··· GIVEN ENTRIES

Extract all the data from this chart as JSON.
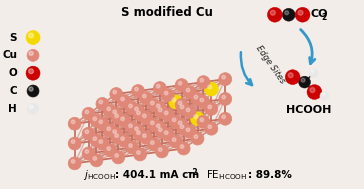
{
  "title": "S modified Cu",
  "background_color": "#f2ede8",
  "legend_labels": [
    "S",
    "Cu",
    "O",
    "C",
    "H"
  ],
  "legend_colors": [
    "#f5d800",
    "#e08878",
    "#cc0000",
    "#111111",
    "#e8e8e8"
  ],
  "cu_color": "#e08878",
  "s_color": "#f5d800",
  "o_color": "#cc0000",
  "c_color": "#111111",
  "h_color": "#e8e8e8",
  "bond_color": "#c87060",
  "edge_sites_text": "Edge Sites",
  "co2_label": "CO₂",
  "hcooh_label": "HCOOH",
  "bottom_left": "j",
  "bottom_right": "FE",
  "j_val": "404.1 mA cm",
  "fe_val": "89.8%"
}
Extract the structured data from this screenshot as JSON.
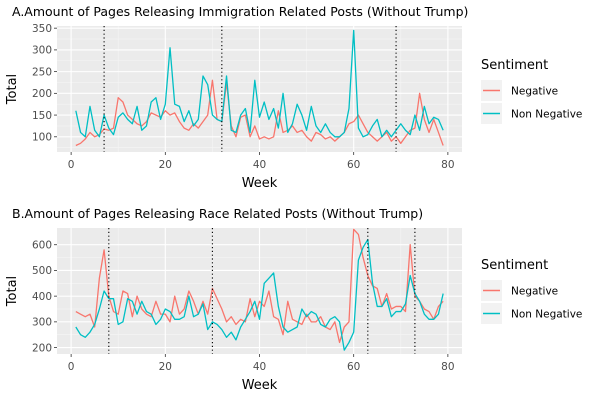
{
  "chart_data": [
    {
      "type": "line",
      "title": "A.Amount of Pages Releasing Immigration Related Posts (Without Trump)",
      "xlabel": "Week",
      "ylabel": "Total",
      "xlim": [
        -3,
        83
      ],
      "ylim": [
        65,
        355
      ],
      "x_ticks": [
        0,
        20,
        40,
        60,
        80
      ],
      "y_ticks": [
        100,
        150,
        200,
        250,
        300,
        350
      ],
      "grid": true,
      "legend_position": "right",
      "legend_title": "Sentiment",
      "vlines": [
        7,
        32,
        69
      ],
      "x": [
        1,
        2,
        3,
        4,
        5,
        6,
        7,
        8,
        9,
        10,
        11,
        12,
        13,
        14,
        15,
        16,
        17,
        18,
        19,
        20,
        21,
        22,
        23,
        24,
        25,
        26,
        27,
        28,
        29,
        30,
        31,
        32,
        33,
        34,
        35,
        36,
        37,
        38,
        39,
        40,
        41,
        42,
        43,
        44,
        45,
        46,
        47,
        48,
        49,
        50,
        51,
        52,
        53,
        54,
        55,
        56,
        57,
        58,
        59,
        60,
        61,
        62,
        63,
        64,
        65,
        66,
        67,
        68,
        69,
        70,
        71,
        72,
        73,
        74,
        75,
        76,
        77,
        78,
        79
      ],
      "series": [
        {
          "name": "Negative",
          "color": "#F8766D",
          "values": [
            80,
            85,
            95,
            110,
            100,
            105,
            118,
            115,
            120,
            190,
            180,
            150,
            140,
            130,
            125,
            135,
            155,
            150,
            145,
            160,
            150,
            155,
            135,
            120,
            115,
            130,
            120,
            135,
            150,
            230,
            140,
            135,
            225,
            125,
            100,
            145,
            150,
            100,
            125,
            95,
            100,
            95,
            100,
            160,
            110,
            115,
            125,
            110,
            115,
            100,
            90,
            110,
            105,
            95,
            100,
            90,
            100,
            110,
            130,
            135,
            150,
            130,
            110,
            100,
            90,
            100,
            110,
            90,
            100,
            85,
            100,
            115,
            120,
            200,
            140,
            110,
            140,
            110,
            80
          ]
        },
        {
          "name": "Non Negative",
          "color": "#00BFC4",
          "values": [
            160,
            110,
            100,
            170,
            115,
            100,
            150,
            120,
            105,
            145,
            155,
            140,
            130,
            170,
            115,
            125,
            180,
            190,
            140,
            175,
            305,
            175,
            170,
            135,
            160,
            125,
            140,
            240,
            220,
            150,
            140,
            135,
            240,
            115,
            110,
            150,
            165,
            110,
            230,
            145,
            180,
            140,
            165,
            120,
            200,
            110,
            130,
            175,
            150,
            115,
            170,
            125,
            110,
            130,
            110,
            100,
            100,
            110,
            165,
            345,
            120,
            100,
            105,
            125,
            140,
            100,
            115,
            100,
            115,
            130,
            115,
            105,
            150,
            115,
            170,
            130,
            145,
            140,
            115
          ]
        }
      ]
    },
    {
      "type": "line",
      "title": "B.Amount of Pages Releasing Race Related Posts (Without Trump)",
      "xlabel": "Week",
      "ylabel": "Total",
      "xlim": [
        -3,
        83
      ],
      "ylim": [
        175,
        665
      ],
      "x_ticks": [
        0,
        20,
        40,
        60,
        80
      ],
      "y_ticks": [
        200,
        300,
        400,
        500,
        600
      ],
      "grid": true,
      "legend_position": "right",
      "legend_title": "Sentiment",
      "vlines": [
        8,
        30,
        63,
        73
      ],
      "x": [
        1,
        2,
        3,
        4,
        5,
        6,
        7,
        8,
        9,
        10,
        11,
        12,
        13,
        14,
        15,
        16,
        17,
        18,
        19,
        20,
        21,
        22,
        23,
        24,
        25,
        26,
        27,
        28,
        29,
        30,
        31,
        32,
        33,
        34,
        35,
        36,
        37,
        38,
        39,
        40,
        41,
        42,
        43,
        44,
        45,
        46,
        47,
        48,
        49,
        50,
        51,
        52,
        53,
        54,
        55,
        56,
        57,
        58,
        59,
        60,
        61,
        62,
        63,
        64,
        65,
        66,
        67,
        68,
        69,
        70,
        71,
        72,
        73,
        74,
        75,
        76,
        77,
        78,
        79
      ],
      "series": [
        {
          "name": "Negative",
          "color": "#F8766D",
          "values": [
            340,
            330,
            320,
            330,
            280,
            470,
            580,
            400,
            340,
            330,
            420,
            410,
            320,
            400,
            350,
            330,
            320,
            380,
            330,
            330,
            300,
            400,
            330,
            350,
            420,
            380,
            330,
            380,
            330,
            430,
            390,
            350,
            300,
            320,
            290,
            310,
            300,
            390,
            320,
            380,
            360,
            420,
            320,
            310,
            250,
            380,
            310,
            300,
            290,
            330,
            300,
            300,
            320,
            280,
            270,
            300,
            220,
            280,
            300,
            660,
            640,
            550,
            480,
            440,
            430,
            360,
            410,
            350,
            360,
            360,
            340,
            600,
            400,
            380,
            350,
            340,
            310,
            360,
            380
          ]
        },
        {
          "name": "Non Negative",
          "color": "#00BFC4",
          "values": [
            280,
            250,
            240,
            260,
            290,
            350,
            420,
            390,
            390,
            290,
            300,
            390,
            380,
            330,
            380,
            340,
            330,
            290,
            310,
            350,
            340,
            310,
            310,
            320,
            400,
            320,
            330,
            370,
            270,
            300,
            290,
            270,
            240,
            260,
            230,
            280,
            310,
            340,
            380,
            310,
            450,
            470,
            490,
            360,
            280,
            260,
            270,
            280,
            350,
            320,
            340,
            330,
            290,
            280,
            310,
            320,
            300,
            190,
            220,
            260,
            540,
            590,
            620,
            450,
            360,
            360,
            390,
            320,
            340,
            340,
            370,
            480,
            410,
            380,
            330,
            310,
            310,
            330,
            410
          ]
        }
      ]
    }
  ]
}
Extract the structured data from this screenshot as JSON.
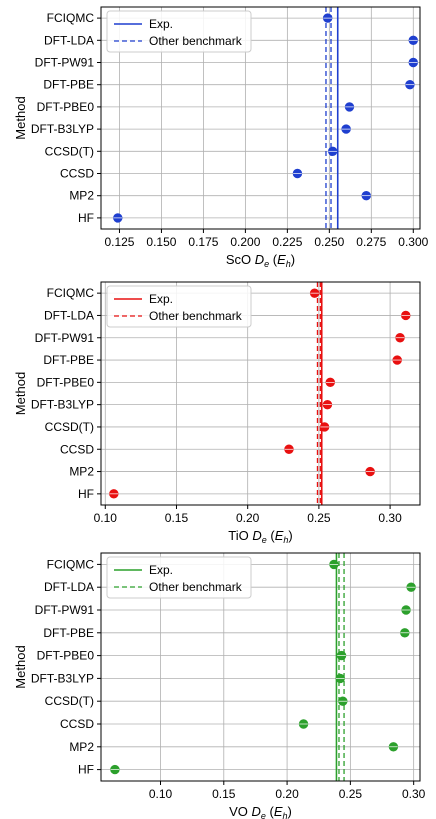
{
  "chart_data": [
    {
      "type": "scatter",
      "method_label": "Method",
      "xlabel": {
        "molecule": "ScO",
        "symbol": "D",
        "sub": "e",
        "unit": "E",
        "unit_sub": "h"
      },
      "ylabel": "Method",
      "categories": [
        "FCIQMC",
        "DFT-LDA",
        "DFT-PW91",
        "DFT-PBE",
        "DFT-PBE0",
        "DFT-B3LYP",
        "CCSD(T)",
        "CCSD",
        "MP2",
        "HF"
      ],
      "values": [
        0.249,
        0.3,
        0.3,
        0.298,
        0.262,
        0.26,
        0.252,
        0.231,
        0.272,
        0.124
      ],
      "color": "#1f3fcf",
      "exp": 0.255,
      "benchmarks": [
        0.248,
        0.251
      ],
      "xlim": [
        0.114,
        0.304
      ],
      "xticks": [
        "0.125",
        "0.150",
        "0.175",
        "0.200",
        "0.225",
        "0.250",
        "0.275",
        "0.300"
      ],
      "legend": {
        "position": "top-left",
        "exp_label": "Exp.",
        "bench_label": "Other benchmark"
      },
      "grid": true
    },
    {
      "type": "scatter",
      "method_label": "Method",
      "xlabel": {
        "molecule": "TiO",
        "symbol": "D",
        "sub": "e",
        "unit": "E",
        "unit_sub": "h"
      },
      "ylabel": "Method",
      "categories": [
        "FCIQMC",
        "DFT-LDA",
        "DFT-PW91",
        "DFT-PBE",
        "DFT-PBE0",
        "DFT-B3LYP",
        "CCSD(T)",
        "CCSD",
        "MP2",
        "HF"
      ],
      "values": [
        0.247,
        0.311,
        0.307,
        0.305,
        0.258,
        0.256,
        0.254,
        0.229,
        0.286,
        0.106
      ],
      "color": "#e81010",
      "exp": 0.252,
      "benchmarks": [
        0.249,
        0.251
      ],
      "xlim": [
        0.097,
        0.321
      ],
      "xticks": [
        "0.10",
        "0.15",
        "0.20",
        "0.25",
        "0.30"
      ],
      "legend": {
        "position": "top-left",
        "exp_label": "Exp.",
        "bench_label": "Other benchmark"
      },
      "grid": true
    },
    {
      "type": "scatter",
      "method_label": "Method",
      "xlabel": {
        "molecule": "VO",
        "symbol": "D",
        "sub": "e",
        "unit": "E",
        "unit_sub": "h"
      },
      "ylabel": "Method",
      "categories": [
        "FCIQMC",
        "DFT-LDA",
        "DFT-PW91",
        "DFT-PBE",
        "DFT-PBE0",
        "DFT-B3LYP",
        "CCSD(T)",
        "CCSD",
        "MP2",
        "HF"
      ],
      "values": [
        0.237,
        0.298,
        0.294,
        0.293,
        0.243,
        0.242,
        0.244,
        0.213,
        0.284,
        0.064
      ],
      "color": "#2ca02c",
      "exp": 0.239,
      "benchmarks": [
        0.241,
        0.245
      ],
      "xlim": [
        0.053,
        0.305
      ],
      "xticks": [
        "0.10",
        "0.15",
        "0.20",
        "0.25",
        "0.30"
      ],
      "legend": {
        "position": "top-left",
        "exp_label": "Exp.",
        "bench_label": "Other benchmark"
      },
      "grid": true
    }
  ]
}
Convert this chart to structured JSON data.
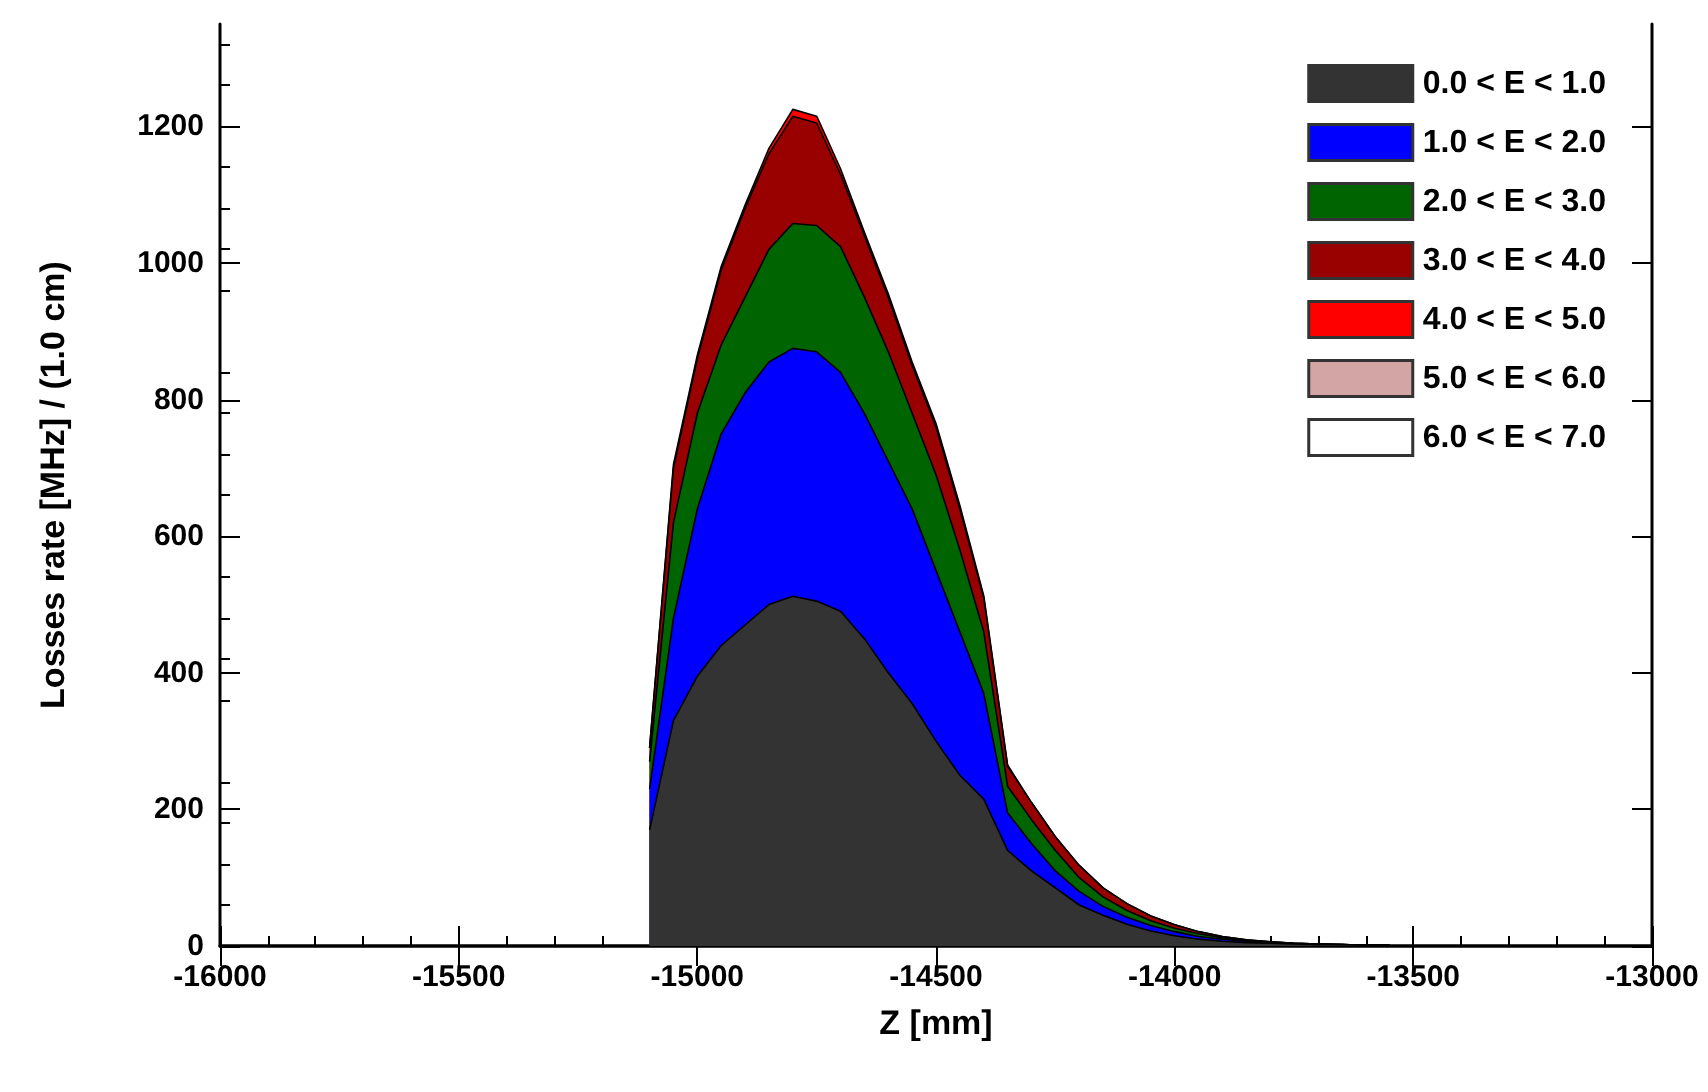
{
  "chart_data": {
    "type": "area",
    "stacked": true,
    "xlabel": "Z [mm]",
    "ylabel": "Losses rate [MHz] / (1.0 cm)",
    "x": [
      -15100,
      -15050,
      -15000,
      -14950,
      -14900,
      -14850,
      -14800,
      -14750,
      -14700,
      -14650,
      -14600,
      -14550,
      -14500,
      -14450,
      -14400,
      -14350,
      -14300,
      -14250,
      -14200,
      -14150,
      -14100,
      -14050,
      -14000,
      -13950,
      -13900,
      -13850,
      -13800,
      -13750,
      -13700,
      -13650,
      -13600,
      -13550
    ],
    "series": [
      {
        "name": "0.0 < E < 1.0",
        "color": "#333333",
        "values": [
          170,
          330,
          395,
          440,
          470,
          500,
          512,
          505,
          490,
          450,
          400,
          355,
          300,
          250,
          215,
          140,
          110,
          85,
          60,
          45,
          32,
          22,
          15,
          10,
          7,
          5,
          4,
          3,
          2,
          2,
          1,
          1
        ]
      },
      {
        "name": "1.0 < E < 2.0",
        "color": "#0000ff",
        "values": [
          60,
          150,
          245,
          310,
          340,
          355,
          363,
          365,
          350,
          330,
          310,
          285,
          250,
          210,
          155,
          55,
          40,
          25,
          20,
          13,
          10,
          8,
          6,
          4,
          3,
          2,
          1,
          1,
          1,
          0,
          0,
          0
        ]
      },
      {
        "name": "2.0 < E < 3.0",
        "color": "#006400",
        "values": [
          40,
          140,
          140,
          130,
          140,
          165,
          183,
          185,
          184,
          170,
          160,
          140,
          140,
          120,
          90,
          39,
          35,
          30,
          20,
          14,
          10,
          7,
          5,
          4,
          2,
          1,
          1,
          0,
          0,
          0,
          0,
          0
        ]
      },
      {
        "name": "3.0 < E < 4.0",
        "color": "#990000",
        "values": [
          20,
          80,
          80,
          110,
          130,
          140,
          157,
          150,
          106,
          90,
          80,
          70,
          70,
          60,
          50,
          29,
          25,
          20,
          18,
          13,
          10,
          7,
          5,
          3,
          2,
          1,
          0,
          0,
          0,
          0,
          0,
          0
        ]
      },
      {
        "name": "4.0 < E < 5.0",
        "color": "#ff0000",
        "values": [
          0,
          5,
          5,
          5,
          5,
          8,
          10,
          10,
          8,
          5,
          5,
          5,
          5,
          5,
          3,
          2,
          0,
          0,
          0,
          0,
          0,
          0,
          0,
          0,
          0,
          0,
          0,
          0,
          0,
          0,
          0,
          0
        ]
      },
      {
        "name": "5.0 < E < 6.0",
        "color": "#d4a5a5",
        "values": [
          null,
          null,
          null,
          null,
          null,
          null,
          null,
          null,
          null,
          null,
          null,
          null,
          null,
          null,
          null,
          null,
          null,
          null,
          null,
          null,
          null,
          null,
          null,
          null,
          null,
          null,
          null,
          null,
          null,
          null,
          null,
          null
        ]
      },
      {
        "name": "6.0 < E < 7.0",
        "color": "#ffffff",
        "values": [
          null,
          null,
          null,
          null,
          null,
          null,
          null,
          null,
          null,
          null,
          null,
          null,
          null,
          null,
          null,
          null,
          null,
          null,
          null,
          null,
          null,
          null,
          null,
          null,
          null,
          null,
          null,
          null,
          null,
          null,
          null,
          null
        ]
      }
    ],
    "xlim": [
      -16000,
      -13000
    ],
    "xticks": [
      -16000,
      -15500,
      -15000,
      -14500,
      -14000,
      -13500,
      -13000
    ],
    "ylim": [
      0,
      1350
    ],
    "yticks": [
      0,
      200,
      400,
      600,
      800,
      1000,
      1200
    ],
    "grid": false,
    "legend": "top right"
  }
}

······

* _WHAT YOU ARE ASKED TO DO_
From the listing above, pick out each line where the word "JSON" appears.

* _RESPONSE_
Extract all the data from this chart as JSON.
Extract the structured data from this screenshot as JSON.
Extract the structured data from this screenshot as JSON.
Convert this chart to structured JSON data.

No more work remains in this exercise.